Job
Set each entry down verbatim, omitting images.

+--

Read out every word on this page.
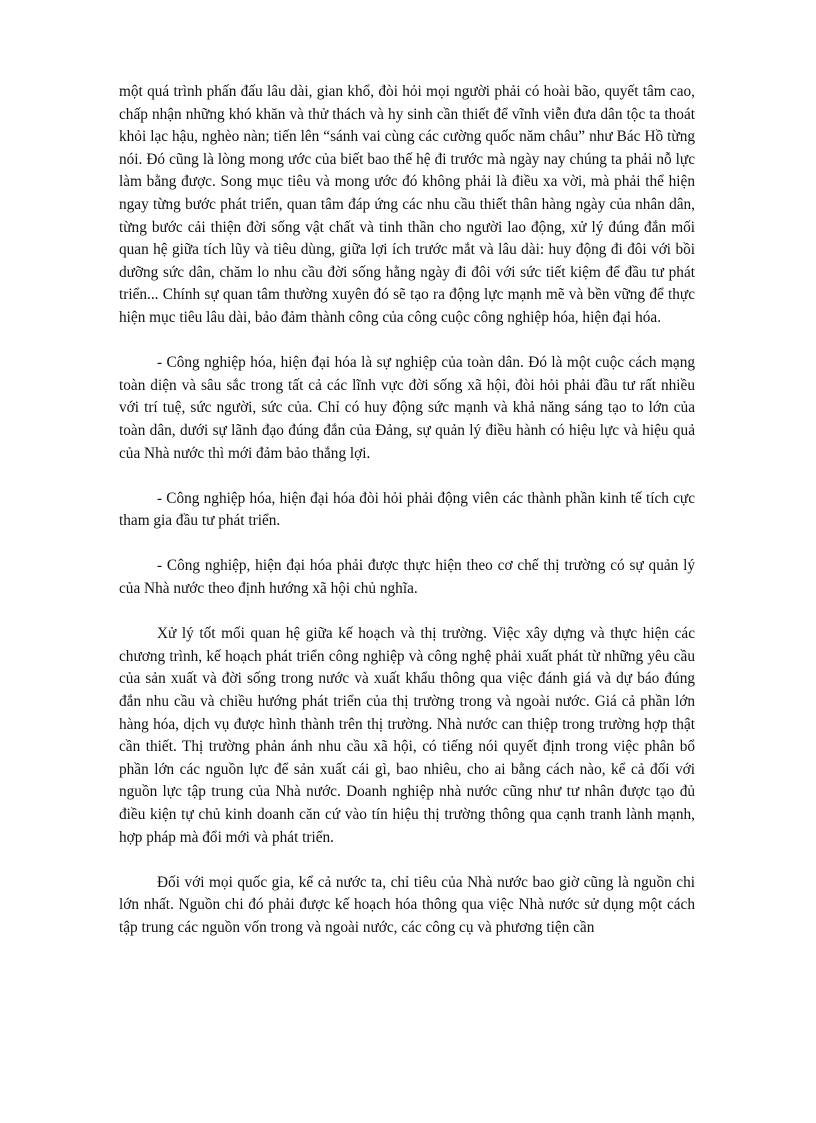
một quá trình phấn đấu lâu dài, gian khổ, đòi hỏi mọi người phải có hoài bão, quyết tâm cao, chấp nhận những khó khăn và thử thách và hy sinh cần thiết để vĩnh viễn đưa dân tộc ta thoát khỏi lạc hậu, nghèo nàn; tiến lên “sánh vai cùng các cường quốc năm châu” như Bác Hồ từng nói. Đó cũng là lòng mong ước của biết bao thế hệ đi trước mà ngày nay chúng ta phải nỗ lực làm bằng được. Song mục tiêu và mong ước đó không phải là điều xa vời, mà phải thể hiện ngay từng bước phát triển, quan tâm đáp ứng các nhu cầu thiết thân hàng ngày của nhân dân, từng bước cải thiện đời sống vật chất và tinh thần cho người lao động, xử lý đúng đắn mối quan hệ giữa tích lũy và tiêu dùng, giữa lợi ích trước mắt và lâu dài: huy động đi đôi với bồi dưỡng sức dân, chăm lo nhu cầu đời sống hằng ngày đi đôi với sức tiết kiệm để đầu tư phát triển... Chính sự quan tâm thường xuyên đó sẽ tạo ra động lực mạnh mẽ và bền vững để thực hiện mục tiêu lâu dài, bảo đảm thành công của công cuộc công nghiệp hóa, hiện đại hóa.

- Công nghiệp hóa, hiện đại hóa là sự nghiệp của toàn dân. Đó là một cuộc cách mạng toàn diện và sâu sắc trong tất cả các lĩnh vực đời sống xã hội, đòi hỏi phải đầu tư rất nhiều với trí tuệ, sức người, sức của. Chỉ có huy động sức mạnh và khả năng sáng tạo to lớn của toàn dân, dưới sự lãnh đạo đúng đắn của Đảng, sự quản lý điều hành có hiệu lực và hiệu quả của Nhà nước thì mới đảm bảo thắng lợi.

- Công nghiệp hóa, hiện đại hóa đòi hỏi phải động viên các thành phần kinh tế tích cực tham gia đầu tư phát triển.

- Công nghiệp, hiện đại hóa phải được thực hiện theo cơ chế thị trường có sự quản lý của Nhà nước theo định hướng xã hội chủ nghĩa.

Xử lý tốt mối quan hệ giữa kế hoạch và thị trường. Việc xây dựng và thực hiện các chương trình, kế hoạch phát triển công nghiệp và công nghệ phải xuất phát từ những yêu cầu của sản xuất và đời sống trong nước và xuất khẩu thông qua việc đánh giá và dự báo đúng đắn nhu cầu và chiều hướng phát triển của thị trường trong và ngoài nước. Giá cả phần lớn hàng hóa, dịch vụ được hình thành trên thị trường. Nhà nước can thiệp trong trường hợp thật cần thiết. Thị trường phản ánh nhu cầu xã hội, có tiếng nói quyết định trong việc phân bổ phần lớn các nguồn lực để sản xuất cái gì, bao nhiêu, cho ai bằng cách nào, kể cả đối với nguồn lực tập trung của Nhà nước. Doanh nghiệp nhà nước cũng như tư nhân được tạo đủ điều kiện tự chủ kinh doanh căn cứ vào tín hiệu thị trường thông qua cạnh tranh lành mạnh, hợp pháp mà đổi mới và phát triển.

Đối với mọi quốc gia, kể cả nước ta, chỉ tiêu của Nhà nước bao giờ cũng là nguồn chi lớn nhất. Nguồn chi đó phải được kế hoạch hóa thông qua việc Nhà nước sử dụng một cách tập trung các nguồn vốn trong và ngoài nước, các công cụ và phương tiện cần
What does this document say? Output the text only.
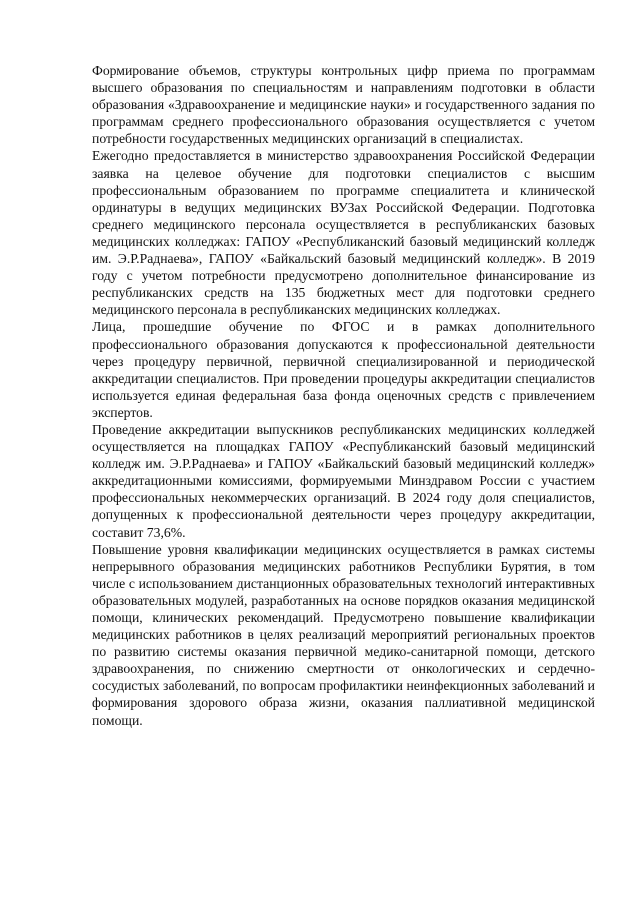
Формирование объемов, структуры контрольных цифр приема по программам высшего образования по специальностям и направлениям подготовки в области образования «Здравоохранение и медицинские науки» и государственного задания по программам среднего профессионального образования осуществляется с учетом потребности государственных медицинских организаций в специалистах.

Ежегодно предоставляется в министерство здравоохранения Российской Федерации заявка на целевое обучение для подготовки специалистов с высшим профессиональным образованием по программе специалитета и клинической ординатуры в ведущих медицинских ВУЗах Российской Федерации. Подготовка среднего медицинского персонала осуществляется в республиканских базовых медицинских колледжах: ГАПОУ «Республиканский базовый медицинский колледж им. Э.Р.Раднаева», ГАПОУ «Байкальский базовый медицинский колледж». В 2019 году с учетом потребности предусмотрено дополнительное финансирование из республиканских средств на 135 бюджетных мест для подготовки среднего медицинского персонала в республиканских медицинских колледжах.

Лица, прошедшие обучение по ФГОС и в рамках дополнительного профессионального образования допускаются к профессиональной деятельности через процедуру первичной, первичной специализированной и периодической аккредитации специалистов. При проведении процедуры аккредитации специалистов используется единая федеральная база фонда оценочных средств с привлечением экспертов.

Проведение аккредитации выпускников республиканских медицинских колледжей осуществляется на площадках ГАПОУ «Республиканский базовый медицинский колледж им. Э.Р.Раднаева» и ГАПОУ «Байкальский базовый медицинский колледж» аккредитационными комиссиями, формируемыми Минздравом России с участием профессиональных некоммерческих организаций. В 2024 году доля специалистов, допущенных к профессиональной деятельности через процедуру аккредитации, составит 73,6%.

Повышение уровня квалификации медицинских осуществляется в рамках системы непрерывного образования медицинских работников Республики Бурятия, в том числе с использованием дистанционных образовательных технологий интерактивных образовательных модулей, разработанных на основе порядков оказания медицинской помощи, клинических рекомендаций. Предусмотрено повышение квалификации медицинских работников в целях реализаций мероприятий региональных проектов по развитию системы оказания первичной медико-санитарной помощи, детского здравоохранения, по снижению смертности от онкологических и сердечно-сосудистых заболеваний, по вопросам профилактики неинфекционных заболеваний и формирования здорового образа жизни, оказания паллиативной медицинской помощи.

+--

Answer to this exercise
Read out every word on this page.
một quá trình phấn đấu lâu dài, gian khổ, đòi hỏi mọi người phải có hoài bão, quyết tâm cao, chấp nhận những khó khăn và thử thách và hy sinh cần thiết để vĩnh viễn đưa dân tộc ta thoát khỏi lạc hậu, nghèo nàn; tiến lên “sánh vai cùng các cường quốc năm châu” như Bác Hồ từng nói. Đó cũng là lòng mong ước của biết bao thế hệ đi trước mà ngày nay chúng ta phải nỗ lực làm bằng được. Song mục tiêu và mong ước đó không phải là điều xa vời, mà phải thể hiện ngay từng bước phát triển, quan tâm đáp ứng các nhu cầu thiết thân hàng ngày của nhân dân, từng bước cải thiện đời sống vật chất và tinh thần cho người lao động, xử lý đúng đắn mối quan hệ giữa tích lũy và tiêu dùng, giữa lợi ích trước mắt và lâu dài: huy động đi đôi với bồi dưỡng sức dân, chăm lo nhu cầu đời sống hằng ngày đi đôi với sức tiết kiệm để đầu tư phát triển... Chính sự quan tâm thường xuyên đó sẽ tạo ra động lực mạnh mẽ và bền vững để thực hiện mục tiêu lâu dài, bảo đảm thành công của công cuộc công nghiệp hóa, hiện đại hóa.

- Công nghiệp hóa, hiện đại hóa là sự nghiệp của toàn dân. Đó là một cuộc cách mạng toàn diện và sâu sắc trong tất cả các lĩnh vực đời sống xã hội, đòi hỏi phải đầu tư rất nhiều với trí tuệ, sức người, sức của. Chỉ có huy động sức mạnh và khả năng sáng tạo to lớn của toàn dân, dưới sự lãnh đạo đúng đắn của Đảng, sự quản lý điều hành có hiệu lực và hiệu quả của Nhà nước thì mới đảm bảo thắng lợi.

- Công nghiệp hóa, hiện đại hóa đòi hỏi phải động viên các thành phần kinh tế tích cực tham gia đầu tư phát triển.

- Công nghiệp, hiện đại hóa phải được thực hiện theo cơ chế thị trường có sự quản lý của Nhà nước theo định hướng xã hội chủ nghĩa.

Xử lý tốt mối quan hệ giữa kế hoạch và thị trường. Việc xây dựng và thực hiện các chương trình, kế hoạch phát triển công nghiệp và công nghệ phải xuất phát từ những yêu cầu của sản xuất và đời sống trong nước và xuất khẩu thông qua việc đánh giá và dự báo đúng đắn nhu cầu và chiều hướng phát triển của thị trường trong và ngoài nước. Giá cả phần lớn hàng hóa, dịch vụ được hình thành trên thị trường. Nhà nước can thiệp trong trường hợp thật cần thiết. Thị trường phản ánh nhu cầu xã hội, có tiếng nói quyết định trong việc phân bổ phần lớn các nguồn lực để sản xuất cái gì, bao nhiêu, cho ai bằng cách nào, kể cả đối với nguồn lực tập trung của Nhà nước. Doanh nghiệp nhà nước cũng như tư nhân được tạo đủ điều kiện tự chủ kinh doanh căn cứ vào tín hiệu thị trường thông qua cạnh tranh lành mạnh, hợp pháp mà đổi mới và phát triển.

Đối với mọi quốc gia, kể cả nước ta, chỉ tiêu của Nhà nước bao giờ cũng là nguồn chi lớn nhất. Nguồn chi đó phải được kế hoạch hóa thông qua việc Nhà nước sử dụng một cách tập trung các nguồn vốn trong và ngoài nước, các công cụ và phương tiện cần
What does this document say? Output the text only.
Формирование объемов, структуры контрольных цифр приема по программам высшего образования по специальностям и направлениям подготовки в области образования «Здравоохранение и медицинские науки» и государственного задания по программам среднего профессионального образования осуществляется с учетом потребности государственных медицинских организаций в специалистах.

Ежегодно предоставляется в министерство здравоохранения Российской Федерации заявка на целевое обучение для подготовки специалистов с высшим профессиональным образованием по программе специалитета и клинической ординатуры в ведущих медицинских ВУЗах Российской Федерации. Подготовка среднего медицинского персонала осуществляется в республиканских базовых медицинских колледжах: ГАПОУ «Республиканский базовый медицинский колледж им. Э.Р.Раднаева», ГАПОУ «Байкальский базовый медицинский колледж». В 2019 году с учетом потребности предусмотрено дополнительное финансирование из республиканских средств на 135 бюджетных мест для подготовки среднего медицинского персонала в республиканских медицинских колледжах.

Лица, прошедшие обучение по ФГОС и в рамках дополнительного профессионального образования допускаются к профессиональной деятельности через процедуру первичной, первичной специализированной и периодической аккредитации специалистов. При проведении процедуры аккредитации специалистов используется единая федеральная база фонда оценочных средств с привлечением экспертов.

Проведение аккредитации выпускников республиканских медицинских колледжей осуществляется на площадках ГАПОУ «Республиканский базовый медицинский колледж им. Э.Р.Раднаева» и ГАПОУ «Байкальский базовый медицинский колледж» аккредитационными комиссиями, формируемыми Минздравом России с участием профессиональных некоммерческих организаций. В 2024 году доля специалистов, допущенных к профессиональной деятельности через процедуру аккредитации, составит 73,6%.

Повышение уровня квалификации медицинских осуществляется в рамках системы непрерывного образования медицинских работников Республики Бурятия, в том числе с использованием дистанционных образовательных технологий интерактивных образовательных модулей, разработанных на основе порядков оказания медицинской помощи, клинических рекомендаций. Предусмотрено повышение квалификации медицинских работников в целях реализаций мероприятий региональных проектов по развитию системы оказания первичной медико-санитарной помощи, детского здравоохранения, по снижению смертности от онкологических и сердечно-сосудистых заболеваний, по вопросам профилактики неинфекционных заболеваний и формирования здорового образа жизни, оказания паллиативной медицинской помощи.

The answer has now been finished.